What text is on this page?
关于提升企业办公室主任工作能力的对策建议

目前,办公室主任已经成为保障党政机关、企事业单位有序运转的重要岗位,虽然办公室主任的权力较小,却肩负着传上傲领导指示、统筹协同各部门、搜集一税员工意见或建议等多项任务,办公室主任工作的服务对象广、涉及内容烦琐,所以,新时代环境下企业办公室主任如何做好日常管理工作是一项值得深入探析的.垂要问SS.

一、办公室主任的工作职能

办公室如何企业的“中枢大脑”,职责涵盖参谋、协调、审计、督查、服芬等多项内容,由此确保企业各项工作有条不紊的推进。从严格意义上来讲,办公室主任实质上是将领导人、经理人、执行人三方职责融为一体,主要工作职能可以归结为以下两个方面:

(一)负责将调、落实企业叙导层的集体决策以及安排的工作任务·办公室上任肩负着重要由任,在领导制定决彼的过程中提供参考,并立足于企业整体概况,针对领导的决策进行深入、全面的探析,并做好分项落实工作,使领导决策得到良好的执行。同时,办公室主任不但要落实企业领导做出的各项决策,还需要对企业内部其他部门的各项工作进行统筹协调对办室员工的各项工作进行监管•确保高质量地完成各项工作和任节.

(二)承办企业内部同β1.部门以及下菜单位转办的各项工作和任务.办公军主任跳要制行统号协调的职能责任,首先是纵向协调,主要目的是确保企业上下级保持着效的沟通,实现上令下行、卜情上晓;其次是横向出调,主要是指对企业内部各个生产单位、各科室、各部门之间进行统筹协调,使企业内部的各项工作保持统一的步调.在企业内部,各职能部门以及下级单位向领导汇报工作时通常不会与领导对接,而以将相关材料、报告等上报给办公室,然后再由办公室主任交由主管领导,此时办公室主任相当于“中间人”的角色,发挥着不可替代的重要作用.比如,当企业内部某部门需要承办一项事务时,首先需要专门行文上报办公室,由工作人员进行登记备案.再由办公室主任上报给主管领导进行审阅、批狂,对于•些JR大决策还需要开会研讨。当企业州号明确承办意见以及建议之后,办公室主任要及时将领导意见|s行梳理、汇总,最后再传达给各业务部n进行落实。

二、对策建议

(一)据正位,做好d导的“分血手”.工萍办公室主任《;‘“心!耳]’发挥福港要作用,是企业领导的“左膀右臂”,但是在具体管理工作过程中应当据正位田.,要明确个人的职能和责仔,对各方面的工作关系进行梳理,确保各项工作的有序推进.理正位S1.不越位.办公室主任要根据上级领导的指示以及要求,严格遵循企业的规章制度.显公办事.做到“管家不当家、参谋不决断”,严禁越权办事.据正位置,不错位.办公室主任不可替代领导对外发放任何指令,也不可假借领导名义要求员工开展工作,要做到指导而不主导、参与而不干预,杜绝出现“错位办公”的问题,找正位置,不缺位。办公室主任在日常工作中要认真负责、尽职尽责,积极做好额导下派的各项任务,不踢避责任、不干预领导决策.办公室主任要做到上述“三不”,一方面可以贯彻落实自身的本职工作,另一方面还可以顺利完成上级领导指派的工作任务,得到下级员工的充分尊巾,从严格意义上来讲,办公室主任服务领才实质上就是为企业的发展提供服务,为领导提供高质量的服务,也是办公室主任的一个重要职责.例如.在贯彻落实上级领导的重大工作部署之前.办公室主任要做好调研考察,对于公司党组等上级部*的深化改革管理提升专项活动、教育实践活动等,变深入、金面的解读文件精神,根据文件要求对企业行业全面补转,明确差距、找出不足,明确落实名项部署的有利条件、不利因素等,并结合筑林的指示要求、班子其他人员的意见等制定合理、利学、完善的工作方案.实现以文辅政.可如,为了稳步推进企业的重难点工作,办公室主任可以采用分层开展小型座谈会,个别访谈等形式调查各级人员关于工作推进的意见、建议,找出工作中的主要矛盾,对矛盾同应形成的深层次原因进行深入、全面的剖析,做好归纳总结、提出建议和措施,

^^^^

# Given exercise
From the listing above, extract all records word for word.

# Expected answer
What text is on this page?
关于提升企业办公室主任工作能力的对策建议

目前,办公室主任已经成为保障党政机关、企事业单位有序运转的重要岗位,虽然办公室主任的权力较小,却肩负着传上傲领导指示、统筹协同各部门、搜集一税员工意见或建议等多项任务,办公室主任工作的服务对象广、涉及内容烦琐,所以,新时代环境下企业办公室主任如何做好日常管理工作是一项值得深入探析的.垂要问SS.

一、办公室主任的工作职能

办公室如何企业的“中枢大脑”,职责涵盖参谋、协调、审计、督查、服芬等多项内容,由此确保企业各项工作有条不紊的推进。从严格意义上来讲,办公室主任实质上是将领导人、经理人、执行人三方职责融为一体,主要工作职能可以归结为以下两个方面:

(一)负责将调、落实企业叙导层的集体决策以及安排的工作任务·办公室上任肩负着重要由任,在领导制定决彼的过程中提供参考,并立足于企业整体概况,针对领导的决策进行深入、全面的探析,并做好分项落实工作,使领导决策得到良好的执行。同时,办公室主任不但要落实企业领导做出的各项决策,还需要对企业内部其他部门的各项工作进行统筹协调对办室员工的各项工作进行监管•确保高质量地完成各项工作和任节.

(二)承办企业内部同β1.部门以及下菜单位转办的各项工作和任务.办公军主任跳要制行统号协调的职能责任,首先是纵向协调,主要目的是确保企业上下级保持着效的沟通,实现上令下行、卜情上晓;其次是横向出调,主要是指对企业内部各个生产单位、各科室、各部门之间进行统筹协调,使企业内部的各项工作保持统一的步调.在企业内部,各职能部门以及下级单位向领导汇报工作时通常不会与领导对接,而以将相关材料、报告等上报给办公室,然后再由办公室主任交由主管领导,此时办公室主任相当于“中间人”的角色,发挥着不可替代的重要作用.比如,当企业内部某部门需要承办一项事务时,首先需要专门行文上报办公室,由工作人员进行登记备案.再由办公室主任上报给主管领导进行审阅、批狂,对于•些JR大决策还需要开会研讨。当企业州号明确承办意见以及建议之后,办公室主任要及时将领导意见|s行梳理、汇总,最后再传达给各业务部n进行落实。

二、对策建议

(一)据正位,做好d导的“分血手”.工萍办公室主任《;‘“心!耳]’发挥福港要作用,是企业领导的“左膀右臂”,但是在具体管理工作过程中应当据正位田.,要明确个人的职能和责仔,对各方面的工作关系进行梳理,确保各项工作的有序推进.理正位S1.不越位.办公室主任要根据上级领导的指示以及要求,严格遵循企业的规章制度.显公办事.做到“管家不当家、参谋不决断”,严禁越权办事.据正位置,不错位.办公室主任不可替代领导对外发放任何指令,也不可假借领导名义要求员工开展工作,要做到指导而不主导、参与而不干预,杜绝出现“错位办公”的问题,找正位置,不缺位。办公室主任在日常工作中要认真负责、尽职尽责,积极做好额导下派的各项任务,不踢避责任、不干预领导决策.办公室主任要做到上述“三不”,一方面可以贯彻落实自身的本职工作,另一方面还可以顺利完成上级领导指派的工作任务,得到下级员工的充分尊巾,从严格意义上来讲,办公室主任服务领才实质上就是为企业的发展提供服务,为领导提供高质量的服务,也是办公室主任的一个重要职责.例如.在贯彻落实上级领导的重大工作部署之前.办公室主任要做好调研考察,对于公司党组等上级部*的深化改革管理提升专项活动、教育实践活动等,变深入、金面的解读文件精神,根据文件要求对企业行业全面补转,明确差距、找出不足,明确落实名项部署的有利条件、不利因素等,并结合筑林的指示要求、班子其他人员的意见等制定合理、利学、完善的工作方案.实现以文辅政.可如,为了稳步推进企业的重难点工作,办公室主任可以采用分层开展小型座谈会,个别访谈等形式调查各级人员关于工作推进的意见、建议,找出工作中的主要矛盾,对矛盾同应形成的深层次原因进行深入、全面的剖析,做好归纳总结、提出建议和措施,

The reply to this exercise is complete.